- _EXERCISE DIRECTIONS_: Copy out all lines that hold "xlabel".

- _SUPPLIED DATA_:
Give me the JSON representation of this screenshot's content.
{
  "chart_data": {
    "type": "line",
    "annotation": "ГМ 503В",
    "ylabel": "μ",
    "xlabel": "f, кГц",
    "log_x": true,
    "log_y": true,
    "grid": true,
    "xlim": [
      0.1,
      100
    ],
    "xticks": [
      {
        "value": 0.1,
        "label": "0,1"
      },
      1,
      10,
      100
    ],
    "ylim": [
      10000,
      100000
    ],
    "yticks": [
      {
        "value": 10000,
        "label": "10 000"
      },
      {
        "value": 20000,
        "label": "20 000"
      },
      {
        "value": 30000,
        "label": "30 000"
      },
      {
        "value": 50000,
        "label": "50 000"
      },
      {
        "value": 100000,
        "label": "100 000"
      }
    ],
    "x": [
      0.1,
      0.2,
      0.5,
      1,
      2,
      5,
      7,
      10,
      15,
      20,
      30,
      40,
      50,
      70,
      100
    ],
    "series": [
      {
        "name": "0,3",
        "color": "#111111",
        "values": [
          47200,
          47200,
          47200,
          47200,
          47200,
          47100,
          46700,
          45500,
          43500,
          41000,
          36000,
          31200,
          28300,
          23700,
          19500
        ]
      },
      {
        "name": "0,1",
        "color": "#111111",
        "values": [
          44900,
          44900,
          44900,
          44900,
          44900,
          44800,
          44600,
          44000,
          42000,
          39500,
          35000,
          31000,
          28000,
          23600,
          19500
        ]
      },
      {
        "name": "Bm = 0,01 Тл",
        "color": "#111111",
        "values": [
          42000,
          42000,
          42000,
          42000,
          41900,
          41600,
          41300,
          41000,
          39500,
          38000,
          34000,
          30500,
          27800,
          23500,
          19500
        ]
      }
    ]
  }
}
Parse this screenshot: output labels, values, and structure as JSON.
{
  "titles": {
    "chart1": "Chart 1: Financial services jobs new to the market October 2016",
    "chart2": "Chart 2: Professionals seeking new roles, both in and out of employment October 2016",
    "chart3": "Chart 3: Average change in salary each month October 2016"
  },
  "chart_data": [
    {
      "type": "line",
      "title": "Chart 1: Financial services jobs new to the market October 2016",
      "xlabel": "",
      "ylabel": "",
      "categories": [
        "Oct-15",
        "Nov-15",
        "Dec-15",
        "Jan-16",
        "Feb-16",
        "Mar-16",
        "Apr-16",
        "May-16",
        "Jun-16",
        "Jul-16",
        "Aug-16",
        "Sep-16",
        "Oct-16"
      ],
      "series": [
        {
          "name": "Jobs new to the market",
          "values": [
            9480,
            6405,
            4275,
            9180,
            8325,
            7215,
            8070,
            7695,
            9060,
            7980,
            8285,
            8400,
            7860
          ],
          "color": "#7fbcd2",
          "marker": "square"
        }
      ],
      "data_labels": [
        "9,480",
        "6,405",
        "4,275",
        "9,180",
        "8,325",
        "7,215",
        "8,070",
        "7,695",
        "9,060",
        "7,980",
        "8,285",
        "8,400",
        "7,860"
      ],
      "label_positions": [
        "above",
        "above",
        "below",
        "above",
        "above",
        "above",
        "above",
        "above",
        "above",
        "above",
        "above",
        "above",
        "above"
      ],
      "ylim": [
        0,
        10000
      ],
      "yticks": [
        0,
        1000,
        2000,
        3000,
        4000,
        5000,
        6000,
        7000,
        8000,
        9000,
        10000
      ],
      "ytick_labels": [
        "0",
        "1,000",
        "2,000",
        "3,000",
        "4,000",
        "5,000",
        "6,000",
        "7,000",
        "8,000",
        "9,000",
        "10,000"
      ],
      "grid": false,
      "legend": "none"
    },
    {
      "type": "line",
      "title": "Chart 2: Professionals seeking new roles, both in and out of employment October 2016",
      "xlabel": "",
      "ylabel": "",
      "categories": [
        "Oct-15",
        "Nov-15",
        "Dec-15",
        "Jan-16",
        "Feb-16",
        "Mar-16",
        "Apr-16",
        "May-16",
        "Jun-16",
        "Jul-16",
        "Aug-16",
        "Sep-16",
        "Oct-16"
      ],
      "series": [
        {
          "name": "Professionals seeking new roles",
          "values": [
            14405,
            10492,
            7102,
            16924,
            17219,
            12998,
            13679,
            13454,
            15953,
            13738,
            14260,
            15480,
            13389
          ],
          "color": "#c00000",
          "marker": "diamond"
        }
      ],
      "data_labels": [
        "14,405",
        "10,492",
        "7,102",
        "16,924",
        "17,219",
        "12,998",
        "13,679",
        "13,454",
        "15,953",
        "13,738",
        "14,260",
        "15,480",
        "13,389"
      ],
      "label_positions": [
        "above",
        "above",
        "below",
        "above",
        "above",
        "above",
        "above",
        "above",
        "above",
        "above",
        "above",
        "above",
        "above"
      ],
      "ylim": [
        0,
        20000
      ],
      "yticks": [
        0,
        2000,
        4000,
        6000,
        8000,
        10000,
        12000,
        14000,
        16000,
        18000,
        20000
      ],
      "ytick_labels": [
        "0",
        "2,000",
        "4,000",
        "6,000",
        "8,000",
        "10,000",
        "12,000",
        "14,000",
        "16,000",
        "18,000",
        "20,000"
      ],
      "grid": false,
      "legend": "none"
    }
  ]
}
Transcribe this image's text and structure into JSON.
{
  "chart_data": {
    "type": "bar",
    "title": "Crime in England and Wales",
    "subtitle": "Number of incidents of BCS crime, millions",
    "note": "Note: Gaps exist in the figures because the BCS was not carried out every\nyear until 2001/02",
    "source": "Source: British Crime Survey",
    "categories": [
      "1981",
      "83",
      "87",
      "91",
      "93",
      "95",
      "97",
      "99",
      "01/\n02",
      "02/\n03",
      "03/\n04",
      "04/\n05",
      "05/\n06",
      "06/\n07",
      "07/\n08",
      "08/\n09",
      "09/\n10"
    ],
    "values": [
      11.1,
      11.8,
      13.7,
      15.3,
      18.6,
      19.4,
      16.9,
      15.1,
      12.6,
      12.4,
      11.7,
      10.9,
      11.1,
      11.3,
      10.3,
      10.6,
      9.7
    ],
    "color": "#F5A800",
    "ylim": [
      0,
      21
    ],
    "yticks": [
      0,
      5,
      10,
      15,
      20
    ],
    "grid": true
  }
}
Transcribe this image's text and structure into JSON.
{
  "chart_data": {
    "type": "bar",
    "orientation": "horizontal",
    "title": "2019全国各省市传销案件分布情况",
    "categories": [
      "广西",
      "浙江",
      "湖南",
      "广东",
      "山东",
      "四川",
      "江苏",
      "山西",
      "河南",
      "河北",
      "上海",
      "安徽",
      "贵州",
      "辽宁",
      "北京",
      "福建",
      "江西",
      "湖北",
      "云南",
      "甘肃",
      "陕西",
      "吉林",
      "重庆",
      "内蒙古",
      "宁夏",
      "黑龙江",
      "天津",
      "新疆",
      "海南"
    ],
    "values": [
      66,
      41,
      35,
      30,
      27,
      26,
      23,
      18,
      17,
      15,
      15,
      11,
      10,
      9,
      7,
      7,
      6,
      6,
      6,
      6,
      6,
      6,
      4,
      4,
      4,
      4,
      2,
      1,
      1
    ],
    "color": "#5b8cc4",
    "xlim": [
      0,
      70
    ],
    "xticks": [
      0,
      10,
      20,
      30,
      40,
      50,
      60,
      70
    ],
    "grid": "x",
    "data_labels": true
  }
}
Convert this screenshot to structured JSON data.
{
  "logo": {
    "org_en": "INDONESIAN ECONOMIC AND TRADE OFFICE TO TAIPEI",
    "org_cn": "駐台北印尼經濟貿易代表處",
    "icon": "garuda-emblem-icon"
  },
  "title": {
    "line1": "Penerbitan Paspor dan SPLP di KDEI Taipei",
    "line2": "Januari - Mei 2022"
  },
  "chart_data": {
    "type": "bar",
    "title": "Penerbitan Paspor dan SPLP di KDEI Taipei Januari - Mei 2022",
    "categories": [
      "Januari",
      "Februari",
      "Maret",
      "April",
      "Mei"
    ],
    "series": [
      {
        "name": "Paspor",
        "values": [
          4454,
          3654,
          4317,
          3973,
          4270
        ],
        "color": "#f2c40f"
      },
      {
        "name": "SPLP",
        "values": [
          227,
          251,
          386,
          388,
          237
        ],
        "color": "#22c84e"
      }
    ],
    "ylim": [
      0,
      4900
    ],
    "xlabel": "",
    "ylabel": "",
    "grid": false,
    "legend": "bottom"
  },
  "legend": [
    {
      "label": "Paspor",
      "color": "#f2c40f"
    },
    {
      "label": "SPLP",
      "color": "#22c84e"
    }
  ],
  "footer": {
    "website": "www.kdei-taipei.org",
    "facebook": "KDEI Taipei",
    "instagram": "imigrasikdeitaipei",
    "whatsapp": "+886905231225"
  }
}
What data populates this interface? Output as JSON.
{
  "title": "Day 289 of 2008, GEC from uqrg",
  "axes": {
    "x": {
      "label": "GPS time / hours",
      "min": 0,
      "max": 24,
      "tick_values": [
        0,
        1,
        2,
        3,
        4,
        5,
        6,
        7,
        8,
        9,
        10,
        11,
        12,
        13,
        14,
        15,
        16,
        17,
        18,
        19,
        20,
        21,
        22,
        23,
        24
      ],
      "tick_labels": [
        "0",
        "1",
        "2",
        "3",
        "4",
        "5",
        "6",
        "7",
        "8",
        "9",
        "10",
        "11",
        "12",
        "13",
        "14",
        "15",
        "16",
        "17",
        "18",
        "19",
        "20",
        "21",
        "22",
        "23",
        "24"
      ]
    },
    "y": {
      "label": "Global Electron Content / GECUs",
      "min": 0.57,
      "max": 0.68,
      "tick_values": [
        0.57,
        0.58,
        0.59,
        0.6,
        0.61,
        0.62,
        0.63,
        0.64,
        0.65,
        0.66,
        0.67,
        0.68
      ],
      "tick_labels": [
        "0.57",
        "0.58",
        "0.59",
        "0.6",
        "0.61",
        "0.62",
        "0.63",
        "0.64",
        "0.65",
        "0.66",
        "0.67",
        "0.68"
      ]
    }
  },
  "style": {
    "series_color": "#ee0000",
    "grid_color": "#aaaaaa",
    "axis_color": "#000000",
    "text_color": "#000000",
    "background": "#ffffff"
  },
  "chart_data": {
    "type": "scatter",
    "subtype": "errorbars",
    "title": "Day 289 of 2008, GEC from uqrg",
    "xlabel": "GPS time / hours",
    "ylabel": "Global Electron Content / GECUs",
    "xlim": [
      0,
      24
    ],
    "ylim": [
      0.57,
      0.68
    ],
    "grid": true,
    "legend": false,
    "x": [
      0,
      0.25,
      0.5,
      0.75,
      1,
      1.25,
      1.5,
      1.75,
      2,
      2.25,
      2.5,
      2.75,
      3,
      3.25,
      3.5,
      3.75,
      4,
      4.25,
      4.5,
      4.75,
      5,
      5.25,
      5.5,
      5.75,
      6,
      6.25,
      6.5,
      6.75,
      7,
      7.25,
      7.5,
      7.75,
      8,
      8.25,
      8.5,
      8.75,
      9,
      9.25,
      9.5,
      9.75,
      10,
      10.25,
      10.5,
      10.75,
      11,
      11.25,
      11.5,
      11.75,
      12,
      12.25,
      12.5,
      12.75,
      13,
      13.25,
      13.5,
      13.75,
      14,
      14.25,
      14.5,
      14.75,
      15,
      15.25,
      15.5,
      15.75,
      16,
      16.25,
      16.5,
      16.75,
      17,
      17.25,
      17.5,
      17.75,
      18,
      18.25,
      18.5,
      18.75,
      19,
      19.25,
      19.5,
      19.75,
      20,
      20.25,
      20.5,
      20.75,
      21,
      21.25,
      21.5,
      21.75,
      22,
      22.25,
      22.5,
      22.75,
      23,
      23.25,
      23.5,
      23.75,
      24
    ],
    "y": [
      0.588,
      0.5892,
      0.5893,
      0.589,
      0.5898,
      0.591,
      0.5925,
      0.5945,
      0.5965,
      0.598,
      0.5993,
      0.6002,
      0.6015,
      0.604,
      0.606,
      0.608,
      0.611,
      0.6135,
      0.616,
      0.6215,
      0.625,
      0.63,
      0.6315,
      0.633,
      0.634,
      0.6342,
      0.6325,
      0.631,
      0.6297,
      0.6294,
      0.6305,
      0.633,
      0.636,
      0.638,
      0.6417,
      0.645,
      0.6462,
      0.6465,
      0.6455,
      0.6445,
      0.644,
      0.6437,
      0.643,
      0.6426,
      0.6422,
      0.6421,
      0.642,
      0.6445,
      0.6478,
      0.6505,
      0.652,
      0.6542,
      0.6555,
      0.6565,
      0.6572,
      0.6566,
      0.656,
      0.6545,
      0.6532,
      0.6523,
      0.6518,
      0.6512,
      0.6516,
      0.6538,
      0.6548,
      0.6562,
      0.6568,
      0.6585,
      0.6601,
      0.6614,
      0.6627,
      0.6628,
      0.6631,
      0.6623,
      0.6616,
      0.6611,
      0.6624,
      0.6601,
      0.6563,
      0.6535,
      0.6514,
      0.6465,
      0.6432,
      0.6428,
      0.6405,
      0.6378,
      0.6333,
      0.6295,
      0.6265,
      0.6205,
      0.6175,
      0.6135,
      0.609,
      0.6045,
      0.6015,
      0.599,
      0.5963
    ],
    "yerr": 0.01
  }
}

- _SOLUTION_:
    "xlabel": "f, кГц",
      "xlabel": "",
      "xlabel": "",
    "xlabel": "",
    "xlabel": "GPS time / hours",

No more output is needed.